Required task: Produce a verbatim transcription of the records below, beginning at the line containing "Decode this image" and ending at the final line; include only those lines.
▶
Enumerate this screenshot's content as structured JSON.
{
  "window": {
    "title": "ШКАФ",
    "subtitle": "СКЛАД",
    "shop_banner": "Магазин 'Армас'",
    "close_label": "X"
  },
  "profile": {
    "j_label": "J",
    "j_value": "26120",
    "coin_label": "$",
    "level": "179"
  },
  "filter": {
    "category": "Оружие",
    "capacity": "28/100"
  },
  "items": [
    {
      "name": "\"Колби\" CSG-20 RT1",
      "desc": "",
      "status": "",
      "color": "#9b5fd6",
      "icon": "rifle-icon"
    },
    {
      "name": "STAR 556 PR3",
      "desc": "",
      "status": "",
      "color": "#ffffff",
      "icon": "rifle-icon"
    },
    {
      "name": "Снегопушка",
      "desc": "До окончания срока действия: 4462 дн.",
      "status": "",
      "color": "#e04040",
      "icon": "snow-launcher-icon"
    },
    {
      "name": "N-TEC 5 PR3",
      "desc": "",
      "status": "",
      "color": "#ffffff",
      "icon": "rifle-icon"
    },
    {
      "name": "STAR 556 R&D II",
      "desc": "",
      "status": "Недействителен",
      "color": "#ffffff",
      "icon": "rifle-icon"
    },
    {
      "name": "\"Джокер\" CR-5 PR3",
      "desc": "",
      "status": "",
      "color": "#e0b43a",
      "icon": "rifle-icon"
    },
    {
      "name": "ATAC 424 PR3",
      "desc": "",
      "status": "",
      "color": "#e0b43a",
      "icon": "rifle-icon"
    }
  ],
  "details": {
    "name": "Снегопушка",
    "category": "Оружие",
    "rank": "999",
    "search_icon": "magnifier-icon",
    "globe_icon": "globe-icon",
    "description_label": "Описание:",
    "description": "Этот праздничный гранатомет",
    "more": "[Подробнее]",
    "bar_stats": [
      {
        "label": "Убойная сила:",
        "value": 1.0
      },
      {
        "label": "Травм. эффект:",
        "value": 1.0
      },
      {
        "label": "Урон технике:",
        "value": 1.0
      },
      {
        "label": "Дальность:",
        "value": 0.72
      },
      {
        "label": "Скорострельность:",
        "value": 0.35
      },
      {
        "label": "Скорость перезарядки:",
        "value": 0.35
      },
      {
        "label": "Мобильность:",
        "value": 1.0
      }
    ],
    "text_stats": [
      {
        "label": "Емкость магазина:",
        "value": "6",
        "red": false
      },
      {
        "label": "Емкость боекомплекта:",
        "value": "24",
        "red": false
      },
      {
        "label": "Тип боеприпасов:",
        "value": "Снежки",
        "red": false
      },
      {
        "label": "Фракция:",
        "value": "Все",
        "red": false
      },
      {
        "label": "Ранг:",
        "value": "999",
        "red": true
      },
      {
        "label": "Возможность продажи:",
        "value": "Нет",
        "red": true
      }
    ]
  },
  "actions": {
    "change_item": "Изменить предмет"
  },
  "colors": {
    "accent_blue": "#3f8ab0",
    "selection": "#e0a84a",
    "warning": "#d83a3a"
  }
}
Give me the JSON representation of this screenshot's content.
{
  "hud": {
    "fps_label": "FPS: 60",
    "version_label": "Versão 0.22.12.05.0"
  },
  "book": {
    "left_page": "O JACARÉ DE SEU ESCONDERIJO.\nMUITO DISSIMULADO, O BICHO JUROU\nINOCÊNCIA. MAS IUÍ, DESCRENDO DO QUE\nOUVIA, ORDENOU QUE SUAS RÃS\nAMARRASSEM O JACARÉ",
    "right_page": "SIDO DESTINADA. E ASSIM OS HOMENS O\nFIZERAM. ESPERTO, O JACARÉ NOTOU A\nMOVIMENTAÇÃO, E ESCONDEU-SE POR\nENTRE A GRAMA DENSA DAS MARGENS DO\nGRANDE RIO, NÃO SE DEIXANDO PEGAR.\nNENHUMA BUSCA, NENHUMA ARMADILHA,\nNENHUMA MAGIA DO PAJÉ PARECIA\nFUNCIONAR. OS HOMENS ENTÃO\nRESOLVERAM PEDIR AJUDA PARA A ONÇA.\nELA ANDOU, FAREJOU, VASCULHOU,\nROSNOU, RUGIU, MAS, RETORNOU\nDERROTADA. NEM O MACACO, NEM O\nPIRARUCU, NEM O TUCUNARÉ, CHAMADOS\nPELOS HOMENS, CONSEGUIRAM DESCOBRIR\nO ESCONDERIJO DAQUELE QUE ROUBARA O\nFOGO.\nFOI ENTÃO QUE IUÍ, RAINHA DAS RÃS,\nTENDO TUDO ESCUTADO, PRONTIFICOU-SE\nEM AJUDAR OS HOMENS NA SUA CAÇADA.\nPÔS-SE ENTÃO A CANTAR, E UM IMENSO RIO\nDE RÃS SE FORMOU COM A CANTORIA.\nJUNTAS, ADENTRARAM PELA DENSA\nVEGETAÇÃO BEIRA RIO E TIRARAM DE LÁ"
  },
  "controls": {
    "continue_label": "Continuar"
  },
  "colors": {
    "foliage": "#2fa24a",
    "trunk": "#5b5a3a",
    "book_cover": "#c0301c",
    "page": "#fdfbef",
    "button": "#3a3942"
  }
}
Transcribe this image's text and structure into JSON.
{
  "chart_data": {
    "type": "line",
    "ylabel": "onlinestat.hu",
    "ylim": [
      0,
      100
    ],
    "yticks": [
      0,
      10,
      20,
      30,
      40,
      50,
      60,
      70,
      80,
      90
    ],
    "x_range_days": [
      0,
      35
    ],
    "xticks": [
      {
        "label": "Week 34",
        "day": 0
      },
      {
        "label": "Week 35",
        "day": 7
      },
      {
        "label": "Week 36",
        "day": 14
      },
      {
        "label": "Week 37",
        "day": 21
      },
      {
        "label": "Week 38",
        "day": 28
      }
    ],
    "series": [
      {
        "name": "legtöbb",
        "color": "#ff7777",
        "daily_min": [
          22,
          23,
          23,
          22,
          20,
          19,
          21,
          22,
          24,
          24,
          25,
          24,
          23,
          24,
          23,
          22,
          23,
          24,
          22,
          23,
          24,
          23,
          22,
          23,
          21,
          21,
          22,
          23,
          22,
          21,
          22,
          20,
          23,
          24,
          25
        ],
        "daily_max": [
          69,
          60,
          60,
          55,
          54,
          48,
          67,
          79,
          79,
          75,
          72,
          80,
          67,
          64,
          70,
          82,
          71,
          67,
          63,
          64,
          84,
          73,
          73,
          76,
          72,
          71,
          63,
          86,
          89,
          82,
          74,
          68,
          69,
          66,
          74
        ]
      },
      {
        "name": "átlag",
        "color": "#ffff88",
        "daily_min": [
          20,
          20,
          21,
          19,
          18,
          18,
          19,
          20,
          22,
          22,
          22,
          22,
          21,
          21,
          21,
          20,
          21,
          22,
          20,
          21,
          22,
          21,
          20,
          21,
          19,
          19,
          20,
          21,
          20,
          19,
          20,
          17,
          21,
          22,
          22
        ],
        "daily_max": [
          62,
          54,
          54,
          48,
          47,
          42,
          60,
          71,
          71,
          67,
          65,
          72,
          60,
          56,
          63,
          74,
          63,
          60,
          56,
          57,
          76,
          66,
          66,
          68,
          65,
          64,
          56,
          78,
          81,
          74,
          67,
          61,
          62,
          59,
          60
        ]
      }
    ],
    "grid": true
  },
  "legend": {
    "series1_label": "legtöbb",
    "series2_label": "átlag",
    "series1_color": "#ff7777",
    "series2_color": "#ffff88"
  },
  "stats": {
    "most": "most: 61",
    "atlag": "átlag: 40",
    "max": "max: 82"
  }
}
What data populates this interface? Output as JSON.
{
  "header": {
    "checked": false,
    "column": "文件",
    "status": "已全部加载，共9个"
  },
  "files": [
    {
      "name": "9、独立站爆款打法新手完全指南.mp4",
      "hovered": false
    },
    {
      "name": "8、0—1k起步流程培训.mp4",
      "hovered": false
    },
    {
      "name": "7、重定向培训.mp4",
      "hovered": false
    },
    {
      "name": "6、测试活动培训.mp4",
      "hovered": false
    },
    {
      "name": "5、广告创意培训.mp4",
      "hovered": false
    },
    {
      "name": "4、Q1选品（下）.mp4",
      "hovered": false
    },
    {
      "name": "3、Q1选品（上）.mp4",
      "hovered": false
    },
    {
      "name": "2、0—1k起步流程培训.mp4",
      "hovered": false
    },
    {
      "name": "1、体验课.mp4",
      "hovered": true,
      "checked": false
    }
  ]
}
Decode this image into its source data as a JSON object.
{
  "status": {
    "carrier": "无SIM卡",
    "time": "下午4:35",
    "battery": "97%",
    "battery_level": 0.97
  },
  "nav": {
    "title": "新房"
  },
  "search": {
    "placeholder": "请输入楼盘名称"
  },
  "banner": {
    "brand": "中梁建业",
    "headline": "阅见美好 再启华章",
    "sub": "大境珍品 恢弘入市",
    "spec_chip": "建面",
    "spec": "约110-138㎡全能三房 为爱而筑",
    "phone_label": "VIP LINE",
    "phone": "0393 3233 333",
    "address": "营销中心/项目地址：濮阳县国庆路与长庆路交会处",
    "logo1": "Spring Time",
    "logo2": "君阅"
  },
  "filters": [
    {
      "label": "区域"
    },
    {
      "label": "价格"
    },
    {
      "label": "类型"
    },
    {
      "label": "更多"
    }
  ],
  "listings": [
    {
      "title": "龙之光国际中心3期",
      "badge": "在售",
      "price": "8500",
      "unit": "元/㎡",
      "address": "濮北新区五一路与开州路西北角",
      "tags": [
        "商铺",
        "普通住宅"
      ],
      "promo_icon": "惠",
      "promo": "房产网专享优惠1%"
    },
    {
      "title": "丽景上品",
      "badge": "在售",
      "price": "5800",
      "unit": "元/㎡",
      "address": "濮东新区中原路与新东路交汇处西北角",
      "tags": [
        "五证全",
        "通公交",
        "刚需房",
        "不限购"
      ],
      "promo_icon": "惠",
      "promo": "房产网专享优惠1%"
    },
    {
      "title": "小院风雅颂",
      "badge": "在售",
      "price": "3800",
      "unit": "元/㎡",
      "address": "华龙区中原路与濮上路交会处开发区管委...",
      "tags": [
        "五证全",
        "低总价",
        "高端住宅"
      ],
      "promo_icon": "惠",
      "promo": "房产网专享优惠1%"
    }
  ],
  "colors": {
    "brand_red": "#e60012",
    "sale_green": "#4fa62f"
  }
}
◀
Response:
Decode this image into its source data as a JSON object.
{
  "status": {
    "carrier": "无SIM卡",
    "time": "下午4:35",
    "battery": "97%",
    "battery_level": 0.97
  },
  "nav": {
    "title": "新房"
  },
  "search": {
    "placeholder": "请输入楼盘名称"
  },
  "banner": {
    "brand": "中梁建业",
    "headline": "阅见美好 再启华章",
    "sub": "大境珍品 恢弘入市",
    "spec_chip": "建面",
    "spec": "约110-138㎡全能三房 为爱而筑",
    "phone_label": "VIP LINE",
    "phone": "0393 3233 333",
    "address": "营销中心/项目地址：濮阳县国庆路与长庆路交会处",
    "logo1": "Spring Time",
    "logo2": "君阅"
  },
  "filters": [
    {
      "label": "区域"
    },
    {
      "label": "价格"
    },
    {
      "label": "类型"
    },
    {
      "label": "更多"
    }
  ],
  "listings": [
    {
      "title": "龙之光国际中心3期",
      "badge": "在售",
      "price": "8500",
      "unit": "元/㎡",
      "address": "濮北新区五一路与开州路西北角",
      "tags": [
        "商铺",
        "普通住宅"
      ],
      "promo_icon": "惠",
      "promo": "房产网专享优惠1%"
    },
    {
      "title": "丽景上品",
      "badge": "在售",
      "price": "5800",
      "unit": "元/㎡",
      "address": "濮东新区中原路与新东路交汇处西北角",
      "tags": [
        "五证全",
        "通公交",
        "刚需房",
        "不限购"
      ],
      "promo_icon": "惠",
      "promo": "房产网专享优惠1%"
    },
    {
      "title": "小院风雅颂",
      "badge": "在售",
      "price": "3800",
      "unit": "元/㎡",
      "address": "华龙区中原路与濮上路交会处开发区管委...",
      "tags": [
        "五证全",
        "低总价",
        "高端住宅"
      ],
      "promo_icon": "惠",
      "promo": "房产网专享优惠1%"
    }
  ],
  "colors": {
    "brand_red": "#e60012",
    "sale_green": "#4fa62f"
  }
}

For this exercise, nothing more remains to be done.